-- Input records start --

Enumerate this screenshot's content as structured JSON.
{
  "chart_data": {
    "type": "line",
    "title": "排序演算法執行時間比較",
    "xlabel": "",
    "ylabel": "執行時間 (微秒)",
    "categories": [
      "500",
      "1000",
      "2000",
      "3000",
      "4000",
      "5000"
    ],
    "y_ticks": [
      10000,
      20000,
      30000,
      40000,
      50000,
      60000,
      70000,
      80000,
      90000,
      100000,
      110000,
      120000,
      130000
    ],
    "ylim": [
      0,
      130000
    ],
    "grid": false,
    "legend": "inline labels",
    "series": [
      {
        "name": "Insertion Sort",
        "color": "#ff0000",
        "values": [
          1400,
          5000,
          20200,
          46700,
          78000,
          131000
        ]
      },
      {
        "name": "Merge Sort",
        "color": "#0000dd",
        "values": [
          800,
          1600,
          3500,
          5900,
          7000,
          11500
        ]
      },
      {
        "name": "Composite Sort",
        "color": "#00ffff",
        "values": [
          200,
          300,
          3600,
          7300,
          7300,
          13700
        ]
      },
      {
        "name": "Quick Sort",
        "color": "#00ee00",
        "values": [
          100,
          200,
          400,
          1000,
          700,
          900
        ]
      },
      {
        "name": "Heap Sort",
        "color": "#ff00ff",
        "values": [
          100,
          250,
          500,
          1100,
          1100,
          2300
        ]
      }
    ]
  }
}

-- Input records end --

Transcribe the whole listing with nothing added or left out.

Enumerate this screenshot's content as structured JSON.
{
  "chart_data": {
    "type": "line",
    "title": "排序演算法執行時間比較",
    "xlabel": "",
    "ylabel": "執行時間 (微秒)",
    "categories": [
      "500",
      "1000",
      "2000",
      "3000",
      "4000",
      "5000"
    ],
    "y_ticks": [
      10000,
      20000,
      30000,
      40000,
      50000,
      60000,
      70000,
      80000,
      90000,
      100000,
      110000,
      120000,
      130000
    ],
    "ylim": [
      0,
      130000
    ],
    "grid": false,
    "legend": "inline labels",
    "series": [
      {
        "name": "Insertion Sort",
        "color": "#ff0000",
        "values": [
          1400,
          5000,
          20200,
          46700,
          78000,
          131000
        ]
      },
      {
        "name": "Merge Sort",
        "color": "#0000dd",
        "values": [
          800,
          1600,
          3500,
          5900,
          7000,
          11500
        ]
      },
      {
        "name": "Composite Sort",
        "color": "#00ffff",
        "values": [
          200,
          300,
          3600,
          7300,
          7300,
          13700
        ]
      },
      {
        "name": "Quick Sort",
        "color": "#00ee00",
        "values": [
          100,
          200,
          400,
          1000,
          700,
          900
        ]
      },
      {
        "name": "Heap Sort",
        "color": "#ff00ff",
        "values": [
          100,
          250,
          500,
          1100,
          1100,
          2300
        ]
      }
    ]
  }
}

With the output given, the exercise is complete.